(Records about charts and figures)
-- begin --

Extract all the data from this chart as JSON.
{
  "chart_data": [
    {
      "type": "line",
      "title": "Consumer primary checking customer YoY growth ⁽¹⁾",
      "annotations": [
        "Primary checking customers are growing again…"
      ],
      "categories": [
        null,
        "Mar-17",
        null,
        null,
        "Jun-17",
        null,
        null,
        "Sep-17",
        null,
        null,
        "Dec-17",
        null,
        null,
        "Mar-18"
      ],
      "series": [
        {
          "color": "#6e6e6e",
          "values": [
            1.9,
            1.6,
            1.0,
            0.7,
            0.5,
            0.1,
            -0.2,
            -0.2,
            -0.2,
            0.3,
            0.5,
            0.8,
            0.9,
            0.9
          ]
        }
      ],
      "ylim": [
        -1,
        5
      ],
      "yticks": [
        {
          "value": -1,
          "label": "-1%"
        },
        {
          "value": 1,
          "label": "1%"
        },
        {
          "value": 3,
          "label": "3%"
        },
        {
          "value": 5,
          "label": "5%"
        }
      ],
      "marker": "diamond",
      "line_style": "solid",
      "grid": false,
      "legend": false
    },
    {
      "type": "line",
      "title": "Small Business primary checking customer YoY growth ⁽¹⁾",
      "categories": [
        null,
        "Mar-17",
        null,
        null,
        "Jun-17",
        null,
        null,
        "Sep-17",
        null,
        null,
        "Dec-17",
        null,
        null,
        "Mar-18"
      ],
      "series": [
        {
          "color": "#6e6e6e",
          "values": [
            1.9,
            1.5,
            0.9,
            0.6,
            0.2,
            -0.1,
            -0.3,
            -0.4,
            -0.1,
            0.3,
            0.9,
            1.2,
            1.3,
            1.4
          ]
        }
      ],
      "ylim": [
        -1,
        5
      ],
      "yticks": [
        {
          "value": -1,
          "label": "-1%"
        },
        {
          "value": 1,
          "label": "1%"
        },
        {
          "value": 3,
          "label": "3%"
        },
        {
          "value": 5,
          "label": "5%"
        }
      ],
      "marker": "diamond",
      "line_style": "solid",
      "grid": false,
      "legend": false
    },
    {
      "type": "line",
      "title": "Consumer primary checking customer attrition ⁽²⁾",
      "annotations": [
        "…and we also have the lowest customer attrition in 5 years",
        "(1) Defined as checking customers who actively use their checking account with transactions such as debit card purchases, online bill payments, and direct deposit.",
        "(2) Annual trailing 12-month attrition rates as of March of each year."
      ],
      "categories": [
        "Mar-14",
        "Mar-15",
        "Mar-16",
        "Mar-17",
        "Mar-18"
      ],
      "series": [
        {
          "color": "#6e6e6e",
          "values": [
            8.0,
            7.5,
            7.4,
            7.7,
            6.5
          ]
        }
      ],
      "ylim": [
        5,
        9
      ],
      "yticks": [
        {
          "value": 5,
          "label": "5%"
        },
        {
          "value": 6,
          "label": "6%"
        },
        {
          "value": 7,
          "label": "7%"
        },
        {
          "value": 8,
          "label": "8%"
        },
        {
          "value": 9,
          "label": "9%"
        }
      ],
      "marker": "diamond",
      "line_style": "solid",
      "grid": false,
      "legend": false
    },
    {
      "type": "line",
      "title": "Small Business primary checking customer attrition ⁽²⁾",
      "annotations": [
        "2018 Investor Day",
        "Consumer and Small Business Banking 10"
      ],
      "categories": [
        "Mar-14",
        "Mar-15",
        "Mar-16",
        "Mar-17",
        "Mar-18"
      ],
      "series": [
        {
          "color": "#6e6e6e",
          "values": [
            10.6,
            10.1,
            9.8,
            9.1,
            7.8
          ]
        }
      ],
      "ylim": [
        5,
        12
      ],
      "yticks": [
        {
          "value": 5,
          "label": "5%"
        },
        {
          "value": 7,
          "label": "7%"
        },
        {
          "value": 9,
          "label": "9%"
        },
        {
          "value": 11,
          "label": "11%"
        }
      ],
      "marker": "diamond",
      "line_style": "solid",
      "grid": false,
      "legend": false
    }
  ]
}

-- end --

BRIEF: Transcribe each entry precisely, missing none.

RESULT FOR THIS TASK:
Extract all the data from this chart as JSON.
{
  "chart_data": [
    {
      "type": "line",
      "title": "Consumer primary checking customer YoY growth ⁽¹⁾",
      "annotations": [
        "Primary checking customers are growing again…"
      ],
      "categories": [
        null,
        "Mar-17",
        null,
        null,
        "Jun-17",
        null,
        null,
        "Sep-17",
        null,
        null,
        "Dec-17",
        null,
        null,
        "Mar-18"
      ],
      "series": [
        {
          "color": "#6e6e6e",
          "values": [
            1.9,
            1.6,
            1.0,
            0.7,
            0.5,
            0.1,
            -0.2,
            -0.2,
            -0.2,
            0.3,
            0.5,
            0.8,
            0.9,
            0.9
          ]
        }
      ],
      "ylim": [
        -1,
        5
      ],
      "yticks": [
        {
          "value": -1,
          "label": "-1%"
        },
        {
          "value": 1,
          "label": "1%"
        },
        {
          "value": 3,
          "label": "3%"
        },
        {
          "value": 5,
          "label": "5%"
        }
      ],
      "marker": "diamond",
      "line_style": "solid",
      "grid": false,
      "legend": false
    },
    {
      "type": "line",
      "title": "Small Business primary checking customer YoY growth ⁽¹⁾",
      "categories": [
        null,
        "Mar-17",
        null,
        null,
        "Jun-17",
        null,
        null,
        "Sep-17",
        null,
        null,
        "Dec-17",
        null,
        null,
        "Mar-18"
      ],
      "series": [
        {
          "color": "#6e6e6e",
          "values": [
            1.9,
            1.5,
            0.9,
            0.6,
            0.2,
            -0.1,
            -0.3,
            -0.4,
            -0.1,
            0.3,
            0.9,
            1.2,
            1.3,
            1.4
          ]
        }
      ],
      "ylim": [
        -1,
        5
      ],
      "yticks": [
        {
          "value": -1,
          "label": "-1%"
        },
        {
          "value": 1,
          "label": "1%"
        },
        {
          "value": 3,
          "label": "3%"
        },
        {
          "value": 5,
          "label": "5%"
        }
      ],
      "marker": "diamond",
      "line_style": "solid",
      "grid": false,
      "legend": false
    },
    {
      "type": "line",
      "title": "Consumer primary checking customer attrition ⁽²⁾",
      "annotations": [
        "…and we also have the lowest customer attrition in 5 years",
        "(1) Defined as checking customers who actively use their checking account with transactions such as debit card purchases, online bill payments, and direct deposit.",
        "(2) Annual trailing 12-month attrition rates as of March of each year."
      ],
      "categories": [
        "Mar-14",
        "Mar-15",
        "Mar-16",
        "Mar-17",
        "Mar-18"
      ],
      "series": [
        {
          "color": "#6e6e6e",
          "values": [
            8.0,
            7.5,
            7.4,
            7.7,
            6.5
          ]
        }
      ],
      "ylim": [
        5,
        9
      ],
      "yticks": [
        {
          "value": 5,
          "label": "5%"
        },
        {
          "value": 6,
          "label": "6%"
        },
        {
          "value": 7,
          "label": "7%"
        },
        {
          "value": 8,
          "label": "8%"
        },
        {
          "value": 9,
          "label": "9%"
        }
      ],
      "marker": "diamond",
      "line_style": "solid",
      "grid": false,
      "legend": false
    },
    {
      "type": "line",
      "title": "Small Business primary checking customer attrition ⁽²⁾",
      "annotations": [
        "2018 Investor Day",
        "Consumer and Small Business Banking 10"
      ],
      "categories": [
        "Mar-14",
        "Mar-15",
        "Mar-16",
        "Mar-17",
        "Mar-18"
      ],
      "series": [
        {
          "color": "#6e6e6e",
          "values": [
            10.6,
            10.1,
            9.8,
            9.1,
            7.8
          ]
        }
      ],
      "ylim": [
        5,
        12
      ],
      "yticks": [
        {
          "value": 5,
          "label": "5%"
        },
        {
          "value": 7,
          "label": "7%"
        },
        {
          "value": 9,
          "label": "9%"
        },
        {
          "value": 11,
          "label": "11%"
        }
      ],
      "marker": "diamond",
      "line_style": "solid",
      "grid": false,
      "legend": false
    }
  ]
}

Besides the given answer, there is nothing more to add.